> [Dataset entries]:
===============

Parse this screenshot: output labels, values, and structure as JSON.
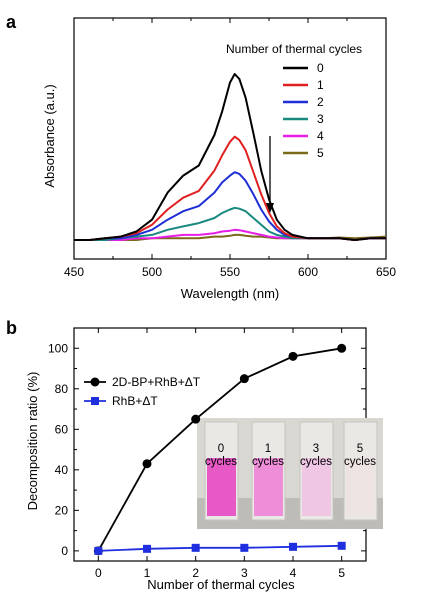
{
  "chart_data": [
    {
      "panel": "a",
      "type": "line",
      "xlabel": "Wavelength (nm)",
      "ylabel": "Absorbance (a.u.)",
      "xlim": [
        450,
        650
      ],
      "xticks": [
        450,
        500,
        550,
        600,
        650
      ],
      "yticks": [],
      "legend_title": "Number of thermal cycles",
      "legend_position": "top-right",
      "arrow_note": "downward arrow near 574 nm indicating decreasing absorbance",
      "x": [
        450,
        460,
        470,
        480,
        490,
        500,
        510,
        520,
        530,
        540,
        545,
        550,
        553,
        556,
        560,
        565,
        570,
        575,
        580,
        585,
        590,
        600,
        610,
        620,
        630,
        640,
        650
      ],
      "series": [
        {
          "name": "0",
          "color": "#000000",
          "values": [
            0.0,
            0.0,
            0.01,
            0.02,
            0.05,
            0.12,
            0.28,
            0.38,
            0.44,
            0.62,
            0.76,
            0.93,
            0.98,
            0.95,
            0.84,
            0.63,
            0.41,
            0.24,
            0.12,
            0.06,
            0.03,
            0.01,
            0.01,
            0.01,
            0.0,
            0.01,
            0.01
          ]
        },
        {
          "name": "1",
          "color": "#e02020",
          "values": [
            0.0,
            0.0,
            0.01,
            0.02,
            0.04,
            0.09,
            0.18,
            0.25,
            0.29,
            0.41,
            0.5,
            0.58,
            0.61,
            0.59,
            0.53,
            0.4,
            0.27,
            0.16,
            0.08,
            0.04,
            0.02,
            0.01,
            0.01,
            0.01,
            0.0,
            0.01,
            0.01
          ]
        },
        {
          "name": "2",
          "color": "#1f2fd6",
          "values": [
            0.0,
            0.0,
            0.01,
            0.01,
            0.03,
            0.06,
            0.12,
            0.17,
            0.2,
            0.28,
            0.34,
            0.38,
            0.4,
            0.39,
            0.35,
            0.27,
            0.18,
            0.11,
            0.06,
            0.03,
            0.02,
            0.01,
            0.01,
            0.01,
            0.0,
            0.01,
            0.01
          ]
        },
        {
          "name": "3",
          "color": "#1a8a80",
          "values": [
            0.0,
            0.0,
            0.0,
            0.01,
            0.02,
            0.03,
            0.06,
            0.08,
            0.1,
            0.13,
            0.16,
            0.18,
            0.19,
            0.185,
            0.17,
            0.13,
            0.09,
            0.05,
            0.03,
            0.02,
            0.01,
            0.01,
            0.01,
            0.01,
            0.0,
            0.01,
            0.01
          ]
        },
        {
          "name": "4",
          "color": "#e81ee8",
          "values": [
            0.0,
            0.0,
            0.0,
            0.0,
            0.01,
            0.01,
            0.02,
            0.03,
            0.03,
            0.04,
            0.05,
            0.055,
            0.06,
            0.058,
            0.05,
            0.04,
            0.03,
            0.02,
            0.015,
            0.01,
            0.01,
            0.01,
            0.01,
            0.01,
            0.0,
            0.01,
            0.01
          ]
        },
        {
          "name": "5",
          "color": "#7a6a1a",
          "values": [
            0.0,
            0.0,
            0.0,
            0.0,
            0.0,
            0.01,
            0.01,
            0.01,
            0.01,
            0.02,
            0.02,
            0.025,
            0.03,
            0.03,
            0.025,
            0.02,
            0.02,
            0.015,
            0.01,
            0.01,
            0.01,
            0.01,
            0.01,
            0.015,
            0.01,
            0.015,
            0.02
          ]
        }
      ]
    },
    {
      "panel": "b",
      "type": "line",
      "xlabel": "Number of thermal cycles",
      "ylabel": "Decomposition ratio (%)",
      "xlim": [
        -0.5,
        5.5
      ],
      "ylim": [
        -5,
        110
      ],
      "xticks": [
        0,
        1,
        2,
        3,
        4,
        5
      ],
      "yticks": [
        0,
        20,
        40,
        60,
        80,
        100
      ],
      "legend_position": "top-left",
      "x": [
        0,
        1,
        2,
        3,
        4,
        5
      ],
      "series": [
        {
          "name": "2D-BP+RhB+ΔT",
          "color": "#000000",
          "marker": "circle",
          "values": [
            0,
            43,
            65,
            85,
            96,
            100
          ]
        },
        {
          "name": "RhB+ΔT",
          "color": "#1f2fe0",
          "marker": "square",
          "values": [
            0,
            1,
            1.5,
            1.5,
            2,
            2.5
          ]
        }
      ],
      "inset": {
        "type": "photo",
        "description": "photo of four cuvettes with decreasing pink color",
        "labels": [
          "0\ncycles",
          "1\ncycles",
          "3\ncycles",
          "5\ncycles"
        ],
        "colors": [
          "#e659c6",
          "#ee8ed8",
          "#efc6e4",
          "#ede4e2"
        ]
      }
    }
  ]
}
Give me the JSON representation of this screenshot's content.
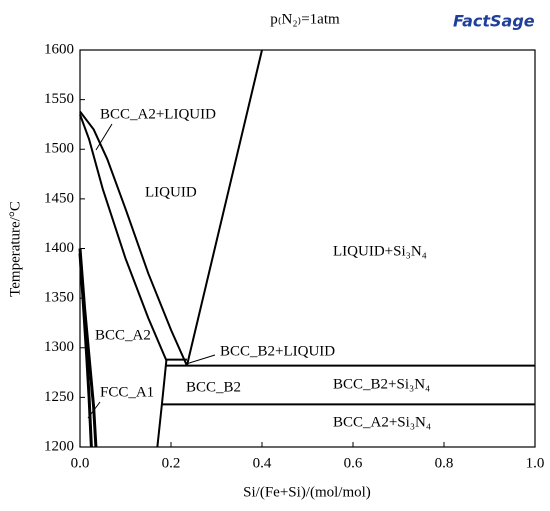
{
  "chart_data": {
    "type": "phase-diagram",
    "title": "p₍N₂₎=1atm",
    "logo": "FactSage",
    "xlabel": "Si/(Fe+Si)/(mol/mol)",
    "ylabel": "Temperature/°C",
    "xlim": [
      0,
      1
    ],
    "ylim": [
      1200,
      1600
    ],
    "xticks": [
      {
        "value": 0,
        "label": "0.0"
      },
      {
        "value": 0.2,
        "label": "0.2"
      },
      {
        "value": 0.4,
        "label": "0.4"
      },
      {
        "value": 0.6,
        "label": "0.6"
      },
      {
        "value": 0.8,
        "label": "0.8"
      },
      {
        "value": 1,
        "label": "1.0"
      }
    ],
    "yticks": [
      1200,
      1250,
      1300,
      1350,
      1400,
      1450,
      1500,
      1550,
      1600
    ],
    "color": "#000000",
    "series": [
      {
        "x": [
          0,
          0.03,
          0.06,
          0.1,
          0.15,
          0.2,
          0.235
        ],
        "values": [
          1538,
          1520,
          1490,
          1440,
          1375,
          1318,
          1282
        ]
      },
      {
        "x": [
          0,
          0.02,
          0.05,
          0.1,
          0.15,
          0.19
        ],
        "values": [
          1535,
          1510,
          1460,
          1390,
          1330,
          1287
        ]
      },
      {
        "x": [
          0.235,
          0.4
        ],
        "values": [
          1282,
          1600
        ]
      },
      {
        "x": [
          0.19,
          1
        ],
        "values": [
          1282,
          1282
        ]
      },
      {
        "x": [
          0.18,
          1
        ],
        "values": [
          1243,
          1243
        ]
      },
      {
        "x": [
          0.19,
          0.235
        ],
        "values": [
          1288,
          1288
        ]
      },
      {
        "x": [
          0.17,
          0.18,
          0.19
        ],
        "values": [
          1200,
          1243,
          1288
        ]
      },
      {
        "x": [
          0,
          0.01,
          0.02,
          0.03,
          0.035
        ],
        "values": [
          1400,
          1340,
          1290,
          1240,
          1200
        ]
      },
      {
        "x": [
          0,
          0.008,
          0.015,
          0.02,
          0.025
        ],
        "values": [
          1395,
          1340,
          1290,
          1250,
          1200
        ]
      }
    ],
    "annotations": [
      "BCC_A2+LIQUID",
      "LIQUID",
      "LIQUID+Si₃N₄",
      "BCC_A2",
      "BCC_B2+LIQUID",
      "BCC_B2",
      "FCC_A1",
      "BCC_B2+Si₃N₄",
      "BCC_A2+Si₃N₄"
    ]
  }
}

===============

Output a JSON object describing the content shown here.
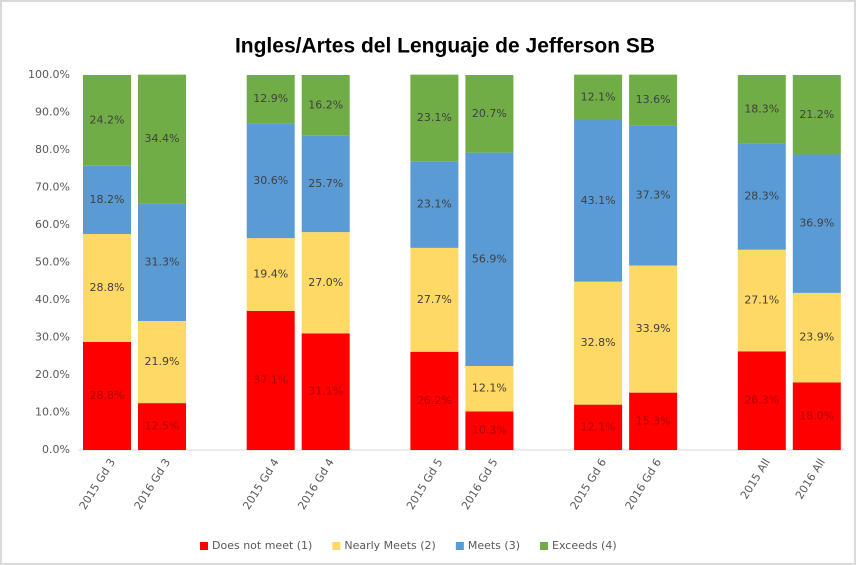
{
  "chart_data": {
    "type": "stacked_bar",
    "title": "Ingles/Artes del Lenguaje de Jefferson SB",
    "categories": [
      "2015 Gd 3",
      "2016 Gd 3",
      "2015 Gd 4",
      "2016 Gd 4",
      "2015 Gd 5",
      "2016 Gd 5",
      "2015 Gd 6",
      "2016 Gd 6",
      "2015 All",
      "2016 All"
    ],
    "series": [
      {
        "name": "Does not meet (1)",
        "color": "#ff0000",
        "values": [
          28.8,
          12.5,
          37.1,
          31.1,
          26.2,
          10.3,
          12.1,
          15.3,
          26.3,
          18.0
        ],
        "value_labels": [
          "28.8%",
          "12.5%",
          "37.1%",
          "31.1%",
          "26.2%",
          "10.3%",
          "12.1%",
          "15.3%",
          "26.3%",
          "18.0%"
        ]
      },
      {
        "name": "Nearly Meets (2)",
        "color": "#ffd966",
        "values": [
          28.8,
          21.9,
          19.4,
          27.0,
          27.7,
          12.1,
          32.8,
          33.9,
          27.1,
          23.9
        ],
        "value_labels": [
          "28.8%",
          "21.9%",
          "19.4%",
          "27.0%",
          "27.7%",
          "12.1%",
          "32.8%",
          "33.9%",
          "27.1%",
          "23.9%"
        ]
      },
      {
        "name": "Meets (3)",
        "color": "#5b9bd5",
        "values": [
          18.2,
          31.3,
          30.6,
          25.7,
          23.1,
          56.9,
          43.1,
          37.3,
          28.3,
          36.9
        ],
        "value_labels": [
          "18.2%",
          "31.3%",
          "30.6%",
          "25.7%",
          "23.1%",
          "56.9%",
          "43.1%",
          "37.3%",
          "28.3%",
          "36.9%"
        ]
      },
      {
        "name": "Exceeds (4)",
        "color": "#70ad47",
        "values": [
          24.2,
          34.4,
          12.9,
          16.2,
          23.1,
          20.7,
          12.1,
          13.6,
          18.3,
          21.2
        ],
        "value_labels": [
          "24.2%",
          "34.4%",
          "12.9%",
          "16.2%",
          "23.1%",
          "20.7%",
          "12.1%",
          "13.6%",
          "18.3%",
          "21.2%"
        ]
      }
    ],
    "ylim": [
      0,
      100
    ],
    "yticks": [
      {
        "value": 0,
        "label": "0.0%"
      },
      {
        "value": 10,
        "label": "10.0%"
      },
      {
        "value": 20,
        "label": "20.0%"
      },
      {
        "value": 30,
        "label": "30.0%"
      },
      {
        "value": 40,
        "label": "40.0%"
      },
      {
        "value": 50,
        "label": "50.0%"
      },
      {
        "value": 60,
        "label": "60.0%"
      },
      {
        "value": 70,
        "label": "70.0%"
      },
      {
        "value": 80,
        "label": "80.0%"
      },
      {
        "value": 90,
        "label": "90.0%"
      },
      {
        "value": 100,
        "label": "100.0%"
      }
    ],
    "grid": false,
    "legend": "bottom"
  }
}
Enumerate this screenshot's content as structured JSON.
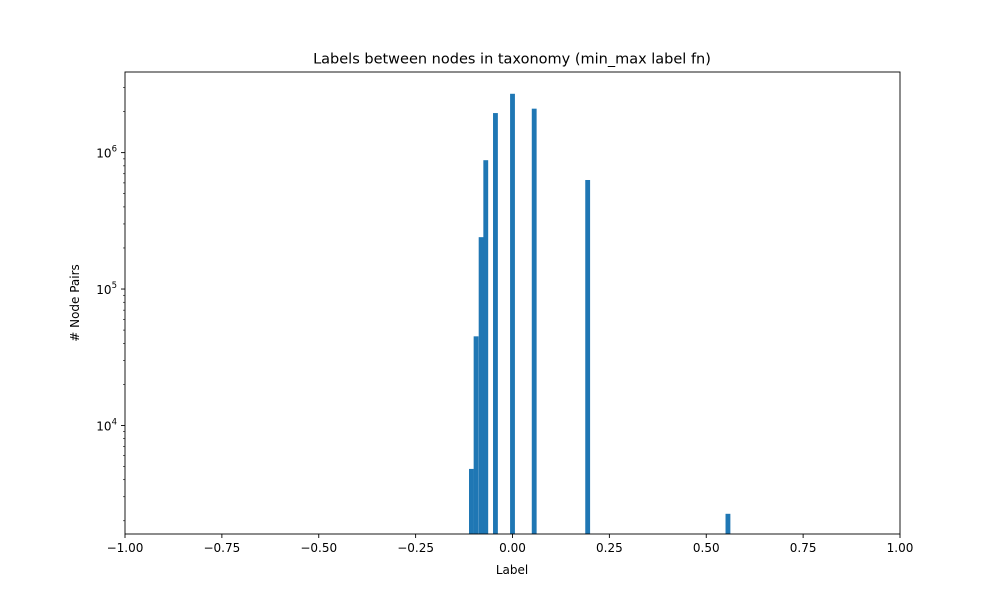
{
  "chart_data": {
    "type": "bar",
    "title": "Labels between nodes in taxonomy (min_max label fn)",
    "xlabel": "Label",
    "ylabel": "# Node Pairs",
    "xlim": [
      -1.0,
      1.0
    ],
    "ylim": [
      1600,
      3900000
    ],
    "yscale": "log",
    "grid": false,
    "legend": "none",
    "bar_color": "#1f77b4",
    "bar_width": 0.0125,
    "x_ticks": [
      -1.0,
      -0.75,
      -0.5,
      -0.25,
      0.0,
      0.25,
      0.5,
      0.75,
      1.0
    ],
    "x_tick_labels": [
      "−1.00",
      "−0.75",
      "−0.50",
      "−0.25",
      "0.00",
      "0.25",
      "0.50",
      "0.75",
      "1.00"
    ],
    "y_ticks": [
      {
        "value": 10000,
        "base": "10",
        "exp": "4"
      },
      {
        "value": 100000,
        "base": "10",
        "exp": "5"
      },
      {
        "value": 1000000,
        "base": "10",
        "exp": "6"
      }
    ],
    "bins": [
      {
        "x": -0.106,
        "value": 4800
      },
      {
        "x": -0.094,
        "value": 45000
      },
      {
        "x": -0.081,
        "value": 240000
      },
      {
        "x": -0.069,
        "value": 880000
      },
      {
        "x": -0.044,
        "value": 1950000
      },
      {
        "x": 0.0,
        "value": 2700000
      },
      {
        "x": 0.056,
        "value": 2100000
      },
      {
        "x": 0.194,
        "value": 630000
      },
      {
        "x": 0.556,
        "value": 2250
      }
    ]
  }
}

===============

> [Your objective]:
Select every line where the word "content" occurs.

> [Solution for this task]:
Give me the JSON representation of this screenshot's content.
Output a JSON object describing the content shown here.
Enumerate this screenshot's content as structured JSON.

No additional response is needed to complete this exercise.